Task description
Write every record out again exactly, and keep images out of it.

Given records
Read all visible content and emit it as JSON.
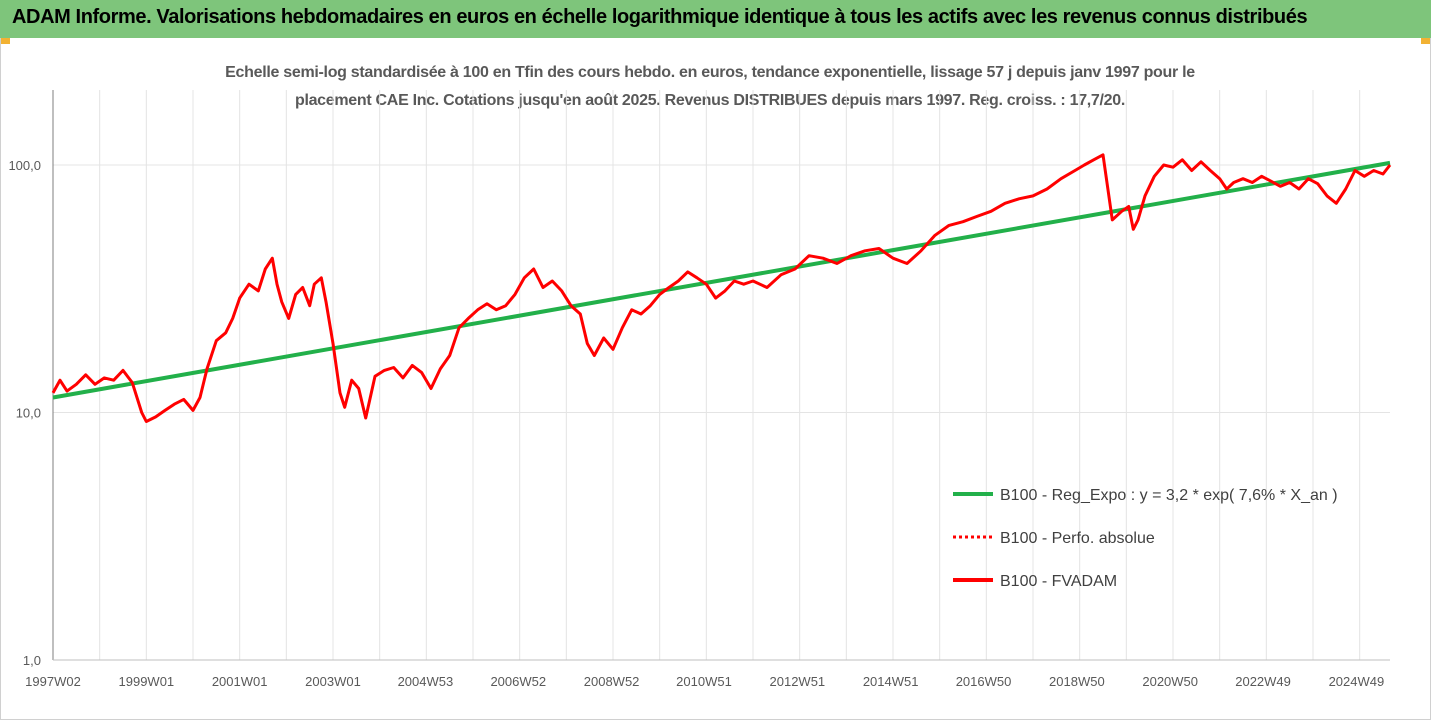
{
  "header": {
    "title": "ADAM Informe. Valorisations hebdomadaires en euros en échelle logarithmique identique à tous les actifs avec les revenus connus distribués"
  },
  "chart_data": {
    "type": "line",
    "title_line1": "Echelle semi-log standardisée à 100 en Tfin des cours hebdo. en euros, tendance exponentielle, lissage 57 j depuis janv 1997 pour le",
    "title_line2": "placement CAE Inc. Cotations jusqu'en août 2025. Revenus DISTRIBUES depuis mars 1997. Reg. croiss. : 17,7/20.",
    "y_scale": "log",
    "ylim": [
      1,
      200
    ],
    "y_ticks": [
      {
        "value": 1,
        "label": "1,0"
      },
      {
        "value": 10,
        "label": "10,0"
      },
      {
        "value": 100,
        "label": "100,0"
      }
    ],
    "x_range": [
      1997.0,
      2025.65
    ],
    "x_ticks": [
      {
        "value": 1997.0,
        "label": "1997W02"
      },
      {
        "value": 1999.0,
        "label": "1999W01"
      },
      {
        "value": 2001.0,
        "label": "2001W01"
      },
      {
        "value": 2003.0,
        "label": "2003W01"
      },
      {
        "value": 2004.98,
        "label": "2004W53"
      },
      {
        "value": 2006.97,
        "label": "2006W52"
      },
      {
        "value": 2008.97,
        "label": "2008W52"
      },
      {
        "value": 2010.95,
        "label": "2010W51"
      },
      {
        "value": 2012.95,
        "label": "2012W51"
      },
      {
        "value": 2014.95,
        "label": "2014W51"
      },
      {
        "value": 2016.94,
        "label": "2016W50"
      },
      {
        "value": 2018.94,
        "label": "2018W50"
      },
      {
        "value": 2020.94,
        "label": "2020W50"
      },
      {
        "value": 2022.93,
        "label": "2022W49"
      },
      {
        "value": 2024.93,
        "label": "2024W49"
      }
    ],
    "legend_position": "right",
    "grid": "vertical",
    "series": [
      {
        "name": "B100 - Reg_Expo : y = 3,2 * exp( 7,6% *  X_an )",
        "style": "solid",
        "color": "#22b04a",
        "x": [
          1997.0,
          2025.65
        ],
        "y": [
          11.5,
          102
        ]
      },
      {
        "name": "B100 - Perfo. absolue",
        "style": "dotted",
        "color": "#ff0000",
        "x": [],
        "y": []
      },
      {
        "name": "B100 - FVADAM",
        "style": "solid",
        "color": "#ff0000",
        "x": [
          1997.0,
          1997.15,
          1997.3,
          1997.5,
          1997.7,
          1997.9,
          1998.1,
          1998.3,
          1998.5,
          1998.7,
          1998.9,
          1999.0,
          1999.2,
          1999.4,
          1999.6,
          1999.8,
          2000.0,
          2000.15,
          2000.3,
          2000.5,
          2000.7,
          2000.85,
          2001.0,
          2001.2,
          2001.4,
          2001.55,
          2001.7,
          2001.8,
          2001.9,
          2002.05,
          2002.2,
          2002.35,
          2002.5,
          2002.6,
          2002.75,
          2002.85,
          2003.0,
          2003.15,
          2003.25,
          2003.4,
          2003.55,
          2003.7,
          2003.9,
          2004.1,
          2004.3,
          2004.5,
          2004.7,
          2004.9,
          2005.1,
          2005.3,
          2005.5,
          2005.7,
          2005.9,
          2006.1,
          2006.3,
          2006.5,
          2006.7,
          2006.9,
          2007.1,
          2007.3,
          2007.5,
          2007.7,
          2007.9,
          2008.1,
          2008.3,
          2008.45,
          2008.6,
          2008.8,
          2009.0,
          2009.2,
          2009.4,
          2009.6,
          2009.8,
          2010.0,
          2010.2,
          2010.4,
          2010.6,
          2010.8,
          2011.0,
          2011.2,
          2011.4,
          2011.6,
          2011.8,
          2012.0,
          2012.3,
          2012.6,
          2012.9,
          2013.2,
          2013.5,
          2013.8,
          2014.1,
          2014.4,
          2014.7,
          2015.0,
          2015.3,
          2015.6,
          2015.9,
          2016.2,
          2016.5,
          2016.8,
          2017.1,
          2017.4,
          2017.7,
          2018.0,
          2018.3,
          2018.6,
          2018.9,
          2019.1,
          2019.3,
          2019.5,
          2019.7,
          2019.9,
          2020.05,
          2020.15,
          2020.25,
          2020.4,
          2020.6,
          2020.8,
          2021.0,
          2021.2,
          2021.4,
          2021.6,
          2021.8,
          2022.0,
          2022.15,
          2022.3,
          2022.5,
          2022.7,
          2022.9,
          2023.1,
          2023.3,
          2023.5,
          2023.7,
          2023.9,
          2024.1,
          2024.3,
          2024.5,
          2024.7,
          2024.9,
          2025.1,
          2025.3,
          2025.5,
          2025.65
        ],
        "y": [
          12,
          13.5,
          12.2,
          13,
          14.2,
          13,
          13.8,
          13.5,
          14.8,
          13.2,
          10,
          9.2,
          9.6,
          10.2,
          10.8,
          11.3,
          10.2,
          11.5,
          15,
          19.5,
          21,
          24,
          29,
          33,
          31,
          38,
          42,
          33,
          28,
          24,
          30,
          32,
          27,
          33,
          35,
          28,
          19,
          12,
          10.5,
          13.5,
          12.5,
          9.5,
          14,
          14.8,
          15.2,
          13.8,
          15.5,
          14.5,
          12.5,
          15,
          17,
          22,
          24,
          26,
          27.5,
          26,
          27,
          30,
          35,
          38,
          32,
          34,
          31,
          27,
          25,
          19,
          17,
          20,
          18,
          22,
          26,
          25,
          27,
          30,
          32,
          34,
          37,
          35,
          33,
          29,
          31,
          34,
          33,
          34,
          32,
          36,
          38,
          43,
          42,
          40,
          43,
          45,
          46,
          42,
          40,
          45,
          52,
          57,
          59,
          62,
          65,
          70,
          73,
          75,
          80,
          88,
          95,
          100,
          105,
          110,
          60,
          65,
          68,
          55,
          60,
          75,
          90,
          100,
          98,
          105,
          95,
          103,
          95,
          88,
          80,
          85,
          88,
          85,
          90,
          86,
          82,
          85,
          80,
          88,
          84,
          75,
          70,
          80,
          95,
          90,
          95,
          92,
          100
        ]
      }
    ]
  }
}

Expected answer
Read all visible content and emit it as JSON.
{
  "header": {
    "title": "ADAM Informe. Valorisations hebdomadaires en euros en échelle logarithmique identique à tous les actifs avec les revenus connus distribués"
  },
  "chart_data": {
    "type": "line",
    "title_line1": "Echelle semi-log standardisée à 100 en Tfin des cours hebdo. en euros, tendance exponentielle, lissage 57 j depuis janv 1997 pour le",
    "title_line2": "placement CAE Inc. Cotations jusqu'en août 2025. Revenus DISTRIBUES depuis mars 1997. Reg. croiss. : 17,7/20.",
    "y_scale": "log",
    "ylim": [
      1,
      200
    ],
    "y_ticks": [
      {
        "value": 1,
        "label": "1,0"
      },
      {
        "value": 10,
        "label": "10,0"
      },
      {
        "value": 100,
        "label": "100,0"
      }
    ],
    "x_range": [
      1997.0,
      2025.65
    ],
    "x_ticks": [
      {
        "value": 1997.0,
        "label": "1997W02"
      },
      {
        "value": 1999.0,
        "label": "1999W01"
      },
      {
        "value": 2001.0,
        "label": "2001W01"
      },
      {
        "value": 2003.0,
        "label": "2003W01"
      },
      {
        "value": 2004.98,
        "label": "2004W53"
      },
      {
        "value": 2006.97,
        "label": "2006W52"
      },
      {
        "value": 2008.97,
        "label": "2008W52"
      },
      {
        "value": 2010.95,
        "label": "2010W51"
      },
      {
        "value": 2012.95,
        "label": "2012W51"
      },
      {
        "value": 2014.95,
        "label": "2014W51"
      },
      {
        "value": 2016.94,
        "label": "2016W50"
      },
      {
        "value": 2018.94,
        "label": "2018W50"
      },
      {
        "value": 2020.94,
        "label": "2020W50"
      },
      {
        "value": 2022.93,
        "label": "2022W49"
      },
      {
        "value": 2024.93,
        "label": "2024W49"
      }
    ],
    "legend_position": "right",
    "grid": "vertical",
    "series": [
      {
        "name": "B100 - Reg_Expo : y = 3,2 * exp( 7,6% *  X_an )",
        "style": "solid",
        "color": "#22b04a",
        "x": [
          1997.0,
          2025.65
        ],
        "y": [
          11.5,
          102
        ]
      },
      {
        "name": "B100 - Perfo. absolue",
        "style": "dotted",
        "color": "#ff0000",
        "x": [],
        "y": []
      },
      {
        "name": "B100 - FVADAM",
        "style": "solid",
        "color": "#ff0000",
        "x": [
          1997.0,
          1997.15,
          1997.3,
          1997.5,
          1997.7,
          1997.9,
          1998.1,
          1998.3,
          1998.5,
          1998.7,
          1998.9,
          1999.0,
          1999.2,
          1999.4,
          1999.6,
          1999.8,
          2000.0,
          2000.15,
          2000.3,
          2000.5,
          2000.7,
          2000.85,
          2001.0,
          2001.2,
          2001.4,
          2001.55,
          2001.7,
          2001.8,
          2001.9,
          2002.05,
          2002.2,
          2002.35,
          2002.5,
          2002.6,
          2002.75,
          2002.85,
          2003.0,
          2003.15,
          2003.25,
          2003.4,
          2003.55,
          2003.7,
          2003.9,
          2004.1,
          2004.3,
          2004.5,
          2004.7,
          2004.9,
          2005.1,
          2005.3,
          2005.5,
          2005.7,
          2005.9,
          2006.1,
          2006.3,
          2006.5,
          2006.7,
          2006.9,
          2007.1,
          2007.3,
          2007.5,
          2007.7,
          2007.9,
          2008.1,
          2008.3,
          2008.45,
          2008.6,
          2008.8,
          2009.0,
          2009.2,
          2009.4,
          2009.6,
          2009.8,
          2010.0,
          2010.2,
          2010.4,
          2010.6,
          2010.8,
          2011.0,
          2011.2,
          2011.4,
          2011.6,
          2011.8,
          2012.0,
          2012.3,
          2012.6,
          2012.9,
          2013.2,
          2013.5,
          2013.8,
          2014.1,
          2014.4,
          2014.7,
          2015.0,
          2015.3,
          2015.6,
          2015.9,
          2016.2,
          2016.5,
          2016.8,
          2017.1,
          2017.4,
          2017.7,
          2018.0,
          2018.3,
          2018.6,
          2018.9,
          2019.1,
          2019.3,
          2019.5,
          2019.7,
          2019.9,
          2020.05,
          2020.15,
          2020.25,
          2020.4,
          2020.6,
          2020.8,
          2021.0,
          2021.2,
          2021.4,
          2021.6,
          2021.8,
          2022.0,
          2022.15,
          2022.3,
          2022.5,
          2022.7,
          2022.9,
          2023.1,
          2023.3,
          2023.5,
          2023.7,
          2023.9,
          2024.1,
          2024.3,
          2024.5,
          2024.7,
          2024.9,
          2025.1,
          2025.3,
          2025.5,
          2025.65
        ],
        "y": [
          12,
          13.5,
          12.2,
          13,
          14.2,
          13,
          13.8,
          13.5,
          14.8,
          13.2,
          10,
          9.2,
          9.6,
          10.2,
          10.8,
          11.3,
          10.2,
          11.5,
          15,
          19.5,
          21,
          24,
          29,
          33,
          31,
          38,
          42,
          33,
          28,
          24,
          30,
          32,
          27,
          33,
          35,
          28,
          19,
          12,
          10.5,
          13.5,
          12.5,
          9.5,
          14,
          14.8,
          15.2,
          13.8,
          15.5,
          14.5,
          12.5,
          15,
          17,
          22,
          24,
          26,
          27.5,
          26,
          27,
          30,
          35,
          38,
          32,
          34,
          31,
          27,
          25,
          19,
          17,
          20,
          18,
          22,
          26,
          25,
          27,
          30,
          32,
          34,
          37,
          35,
          33,
          29,
          31,
          34,
          33,
          34,
          32,
          36,
          38,
          43,
          42,
          40,
          43,
          45,
          46,
          42,
          40,
          45,
          52,
          57,
          59,
          62,
          65,
          70,
          73,
          75,
          80,
          88,
          95,
          100,
          105,
          110,
          60,
          65,
          68,
          55,
          60,
          75,
          90,
          100,
          98,
          105,
          95,
          103,
          95,
          88,
          80,
          85,
          88,
          85,
          90,
          86,
          82,
          85,
          80,
          88,
          84,
          75,
          70,
          80,
          95,
          90,
          95,
          92,
          100
        ]
      }
    ]
  }
}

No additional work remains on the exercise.